=== LISTING ===
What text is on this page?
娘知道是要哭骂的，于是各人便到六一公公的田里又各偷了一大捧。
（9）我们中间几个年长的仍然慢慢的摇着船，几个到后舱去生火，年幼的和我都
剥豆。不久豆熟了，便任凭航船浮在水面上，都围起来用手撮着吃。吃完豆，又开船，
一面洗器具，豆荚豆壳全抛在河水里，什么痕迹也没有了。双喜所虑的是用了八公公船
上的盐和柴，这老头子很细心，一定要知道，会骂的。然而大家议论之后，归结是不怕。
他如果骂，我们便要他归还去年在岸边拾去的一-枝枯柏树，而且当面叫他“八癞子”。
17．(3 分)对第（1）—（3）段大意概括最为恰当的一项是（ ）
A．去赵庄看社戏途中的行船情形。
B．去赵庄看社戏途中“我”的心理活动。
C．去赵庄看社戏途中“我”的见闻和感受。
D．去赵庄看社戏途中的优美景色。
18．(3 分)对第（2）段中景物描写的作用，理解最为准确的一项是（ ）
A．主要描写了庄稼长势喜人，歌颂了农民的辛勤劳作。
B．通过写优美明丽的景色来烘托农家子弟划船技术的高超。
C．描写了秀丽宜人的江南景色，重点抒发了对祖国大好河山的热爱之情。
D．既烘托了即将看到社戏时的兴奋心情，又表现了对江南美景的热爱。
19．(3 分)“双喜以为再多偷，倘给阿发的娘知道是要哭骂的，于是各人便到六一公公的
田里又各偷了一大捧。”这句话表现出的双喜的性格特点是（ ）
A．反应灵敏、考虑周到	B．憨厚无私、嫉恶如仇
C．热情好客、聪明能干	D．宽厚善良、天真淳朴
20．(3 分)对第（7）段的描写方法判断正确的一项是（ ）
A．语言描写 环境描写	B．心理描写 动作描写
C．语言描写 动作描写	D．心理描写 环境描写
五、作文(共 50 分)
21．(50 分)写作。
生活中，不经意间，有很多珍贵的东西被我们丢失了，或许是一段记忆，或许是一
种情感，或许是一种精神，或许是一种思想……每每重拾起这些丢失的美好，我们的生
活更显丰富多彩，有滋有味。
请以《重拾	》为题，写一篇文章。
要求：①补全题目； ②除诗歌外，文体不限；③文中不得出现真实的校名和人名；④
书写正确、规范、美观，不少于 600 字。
===
» WHAT THE TASK REQUIRES
In the entries above, count every line containing the word "动作描写". Write only the total.

» ANSWER TO THIS TASK
2